Dataset entries

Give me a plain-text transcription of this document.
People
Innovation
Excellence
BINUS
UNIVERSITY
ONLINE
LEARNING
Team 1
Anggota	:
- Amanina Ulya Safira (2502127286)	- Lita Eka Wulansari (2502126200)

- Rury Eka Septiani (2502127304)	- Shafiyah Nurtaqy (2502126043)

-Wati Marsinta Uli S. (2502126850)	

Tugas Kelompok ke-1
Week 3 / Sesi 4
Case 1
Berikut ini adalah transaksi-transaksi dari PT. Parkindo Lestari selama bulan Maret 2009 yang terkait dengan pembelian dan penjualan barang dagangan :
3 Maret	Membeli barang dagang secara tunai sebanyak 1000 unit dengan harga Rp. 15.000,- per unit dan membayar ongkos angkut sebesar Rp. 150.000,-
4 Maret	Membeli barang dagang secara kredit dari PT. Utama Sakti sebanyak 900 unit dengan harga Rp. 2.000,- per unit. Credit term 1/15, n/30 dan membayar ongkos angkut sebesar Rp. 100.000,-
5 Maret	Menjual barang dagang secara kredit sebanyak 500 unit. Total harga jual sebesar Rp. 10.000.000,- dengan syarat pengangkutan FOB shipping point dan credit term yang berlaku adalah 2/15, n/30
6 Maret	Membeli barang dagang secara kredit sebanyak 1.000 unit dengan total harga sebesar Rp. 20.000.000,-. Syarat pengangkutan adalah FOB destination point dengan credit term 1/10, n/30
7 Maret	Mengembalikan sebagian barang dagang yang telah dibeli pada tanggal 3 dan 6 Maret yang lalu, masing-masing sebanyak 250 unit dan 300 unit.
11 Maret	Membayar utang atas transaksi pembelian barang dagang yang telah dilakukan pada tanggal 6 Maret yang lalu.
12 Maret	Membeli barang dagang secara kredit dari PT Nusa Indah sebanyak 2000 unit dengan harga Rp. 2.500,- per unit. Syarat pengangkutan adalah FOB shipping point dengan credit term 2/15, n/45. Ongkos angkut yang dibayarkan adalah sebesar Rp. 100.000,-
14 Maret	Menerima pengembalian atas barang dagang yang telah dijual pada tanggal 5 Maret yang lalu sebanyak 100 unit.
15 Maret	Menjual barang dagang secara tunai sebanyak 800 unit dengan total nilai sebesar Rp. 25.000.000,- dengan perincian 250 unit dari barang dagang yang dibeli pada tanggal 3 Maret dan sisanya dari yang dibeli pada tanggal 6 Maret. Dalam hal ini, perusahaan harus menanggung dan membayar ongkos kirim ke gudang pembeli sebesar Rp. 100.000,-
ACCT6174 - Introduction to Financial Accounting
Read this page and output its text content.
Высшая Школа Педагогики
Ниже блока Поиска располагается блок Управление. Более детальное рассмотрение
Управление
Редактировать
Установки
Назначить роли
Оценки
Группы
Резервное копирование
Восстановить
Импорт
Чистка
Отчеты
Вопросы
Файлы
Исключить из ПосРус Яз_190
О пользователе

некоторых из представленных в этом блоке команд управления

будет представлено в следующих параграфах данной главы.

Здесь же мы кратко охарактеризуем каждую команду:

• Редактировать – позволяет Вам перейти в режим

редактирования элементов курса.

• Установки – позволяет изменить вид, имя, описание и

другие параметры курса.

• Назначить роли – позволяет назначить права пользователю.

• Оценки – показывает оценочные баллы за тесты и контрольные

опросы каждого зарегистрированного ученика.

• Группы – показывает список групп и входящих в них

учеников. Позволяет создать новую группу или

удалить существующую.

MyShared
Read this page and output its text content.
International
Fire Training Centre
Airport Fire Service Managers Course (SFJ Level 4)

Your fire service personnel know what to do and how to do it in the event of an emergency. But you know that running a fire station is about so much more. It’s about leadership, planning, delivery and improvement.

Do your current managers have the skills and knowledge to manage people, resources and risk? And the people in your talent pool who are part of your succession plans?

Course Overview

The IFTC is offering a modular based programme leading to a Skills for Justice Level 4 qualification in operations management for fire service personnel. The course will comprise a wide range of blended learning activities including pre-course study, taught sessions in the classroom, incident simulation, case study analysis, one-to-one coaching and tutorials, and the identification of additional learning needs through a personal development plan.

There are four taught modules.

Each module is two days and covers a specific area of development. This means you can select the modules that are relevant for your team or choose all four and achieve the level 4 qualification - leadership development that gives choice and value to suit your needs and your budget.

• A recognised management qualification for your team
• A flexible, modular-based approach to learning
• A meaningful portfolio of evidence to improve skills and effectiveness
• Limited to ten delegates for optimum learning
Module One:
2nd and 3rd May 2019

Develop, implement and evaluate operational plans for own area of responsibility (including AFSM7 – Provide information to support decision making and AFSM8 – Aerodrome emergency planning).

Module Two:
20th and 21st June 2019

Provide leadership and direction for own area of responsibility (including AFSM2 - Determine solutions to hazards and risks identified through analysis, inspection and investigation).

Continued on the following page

» **AIM**:
From the listing, copy each line containing the word "Редактировать".

» **OUTPUT**:
Редактировать
• Редактировать – позволяет Вам перейти в режим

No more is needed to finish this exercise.